### What needs to be done
Retype the complete listing exactly as it appears.

### Supplied material
+ + + + +
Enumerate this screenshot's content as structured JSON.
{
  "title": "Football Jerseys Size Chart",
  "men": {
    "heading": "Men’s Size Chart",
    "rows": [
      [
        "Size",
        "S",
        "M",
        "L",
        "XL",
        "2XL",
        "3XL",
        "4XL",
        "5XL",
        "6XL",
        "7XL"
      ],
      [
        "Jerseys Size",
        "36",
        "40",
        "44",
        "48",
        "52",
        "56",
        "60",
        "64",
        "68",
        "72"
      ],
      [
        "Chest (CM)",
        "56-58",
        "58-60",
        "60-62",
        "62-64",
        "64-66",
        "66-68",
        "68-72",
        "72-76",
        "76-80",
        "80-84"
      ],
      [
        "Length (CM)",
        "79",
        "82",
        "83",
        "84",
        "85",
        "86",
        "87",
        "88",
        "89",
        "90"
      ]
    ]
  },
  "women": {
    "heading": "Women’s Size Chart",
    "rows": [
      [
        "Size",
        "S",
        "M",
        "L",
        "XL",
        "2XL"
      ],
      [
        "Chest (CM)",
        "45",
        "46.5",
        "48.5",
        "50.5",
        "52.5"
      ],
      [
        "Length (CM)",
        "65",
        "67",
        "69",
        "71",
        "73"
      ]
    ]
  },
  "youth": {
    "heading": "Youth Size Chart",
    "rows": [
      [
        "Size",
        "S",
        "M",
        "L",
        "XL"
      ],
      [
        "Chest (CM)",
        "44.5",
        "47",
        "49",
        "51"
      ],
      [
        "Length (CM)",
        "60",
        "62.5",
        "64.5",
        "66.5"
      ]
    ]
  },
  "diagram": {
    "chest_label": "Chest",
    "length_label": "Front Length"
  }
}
+ + + + +
### Correct output
Enumerate this screenshot's content as structured JSON.
{
  "title": "Football Jerseys Size Chart",
  "men": {
    "heading": "Men’s Size Chart",
    "rows": [
      [
        "Size",
        "S",
        "M",
        "L",
        "XL",
        "2XL",
        "3XL",
        "4XL",
        "5XL",
        "6XL",
        "7XL"
      ],
      [
        "Jerseys Size",
        "36",
        "40",
        "44",
        "48",
        "52",
        "56",
        "60",
        "64",
        "68",
        "72"
      ],
      [
        "Chest (CM)",
        "56-58",
        "58-60",
        "60-62",
        "62-64",
        "64-66",
        "66-68",
        "68-72",
        "72-76",
        "76-80",
        "80-84"
      ],
      [
        "Length (CM)",
        "79",
        "82",
        "83",
        "84",
        "85",
        "86",
        "87",
        "88",
        "89",
        "90"
      ]
    ]
  },
  "women": {
    "heading": "Women’s Size Chart",
    "rows": [
      [
        "Size",
        "S",
        "M",
        "L",
        "XL",
        "2XL"
      ],
      [
        "Chest (CM)",
        "45",
        "46.5",
        "48.5",
        "50.5",
        "52.5"
      ],
      [
        "Length (CM)",
        "65",
        "67",
        "69",
        "71",
        "73"
      ]
    ]
  },
  "youth": {
    "heading": "Youth Size Chart",
    "rows": [
      [
        "Size",
        "S",
        "M",
        "L",
        "XL"
      ],
      [
        "Chest (CM)",
        "44.5",
        "47",
        "49",
        "51"
      ],
      [
        "Length (CM)",
        "60",
        "62.5",
        "64.5",
        "66.5"
      ]
    ]
  },
  "diagram": {
    "chest_label": "Chest",
    "length_label": "Front Length"
  }
}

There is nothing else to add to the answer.